What to work on:
Work through the records below and tally every line containing "年卫生改革专题". Reply with the total alone.

Exercise inputs:

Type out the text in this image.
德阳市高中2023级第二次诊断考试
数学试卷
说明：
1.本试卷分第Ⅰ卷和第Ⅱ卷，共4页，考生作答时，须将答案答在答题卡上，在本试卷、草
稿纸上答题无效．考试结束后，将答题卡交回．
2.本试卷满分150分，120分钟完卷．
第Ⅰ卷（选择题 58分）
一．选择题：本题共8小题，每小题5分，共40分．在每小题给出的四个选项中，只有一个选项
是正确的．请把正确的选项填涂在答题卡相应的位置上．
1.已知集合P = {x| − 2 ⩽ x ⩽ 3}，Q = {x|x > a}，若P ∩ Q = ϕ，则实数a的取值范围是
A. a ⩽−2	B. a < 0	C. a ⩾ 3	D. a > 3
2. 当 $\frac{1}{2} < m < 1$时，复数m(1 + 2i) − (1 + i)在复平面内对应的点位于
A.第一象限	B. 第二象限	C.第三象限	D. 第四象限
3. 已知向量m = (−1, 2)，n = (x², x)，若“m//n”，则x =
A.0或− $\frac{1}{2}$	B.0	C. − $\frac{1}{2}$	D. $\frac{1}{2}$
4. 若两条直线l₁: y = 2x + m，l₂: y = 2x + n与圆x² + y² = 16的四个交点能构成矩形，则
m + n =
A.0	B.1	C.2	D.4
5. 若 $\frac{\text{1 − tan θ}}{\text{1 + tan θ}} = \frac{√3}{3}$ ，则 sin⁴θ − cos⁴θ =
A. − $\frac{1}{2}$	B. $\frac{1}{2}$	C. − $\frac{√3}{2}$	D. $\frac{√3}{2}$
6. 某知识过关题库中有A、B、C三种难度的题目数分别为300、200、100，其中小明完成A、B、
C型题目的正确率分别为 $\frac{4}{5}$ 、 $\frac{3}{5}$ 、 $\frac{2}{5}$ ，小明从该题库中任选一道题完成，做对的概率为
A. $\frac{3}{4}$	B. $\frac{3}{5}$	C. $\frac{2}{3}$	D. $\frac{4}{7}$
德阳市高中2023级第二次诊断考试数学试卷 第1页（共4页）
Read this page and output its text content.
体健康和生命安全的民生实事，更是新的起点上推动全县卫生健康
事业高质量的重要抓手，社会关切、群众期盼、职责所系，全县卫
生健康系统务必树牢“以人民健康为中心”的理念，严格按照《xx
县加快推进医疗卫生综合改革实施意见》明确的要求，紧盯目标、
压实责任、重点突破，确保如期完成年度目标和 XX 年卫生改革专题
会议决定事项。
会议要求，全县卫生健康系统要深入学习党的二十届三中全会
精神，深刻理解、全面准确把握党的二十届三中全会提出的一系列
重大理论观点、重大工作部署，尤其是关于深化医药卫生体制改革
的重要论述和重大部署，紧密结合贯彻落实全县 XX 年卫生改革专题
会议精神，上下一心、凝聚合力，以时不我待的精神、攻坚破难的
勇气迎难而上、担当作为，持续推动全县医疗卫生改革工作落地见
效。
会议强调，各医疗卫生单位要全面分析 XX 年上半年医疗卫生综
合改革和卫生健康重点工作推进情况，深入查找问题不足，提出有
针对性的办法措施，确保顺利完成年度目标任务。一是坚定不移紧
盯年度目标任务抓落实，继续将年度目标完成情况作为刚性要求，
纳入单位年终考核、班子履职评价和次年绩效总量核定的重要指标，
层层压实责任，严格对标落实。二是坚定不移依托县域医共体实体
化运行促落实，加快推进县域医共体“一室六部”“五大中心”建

Written reply:
2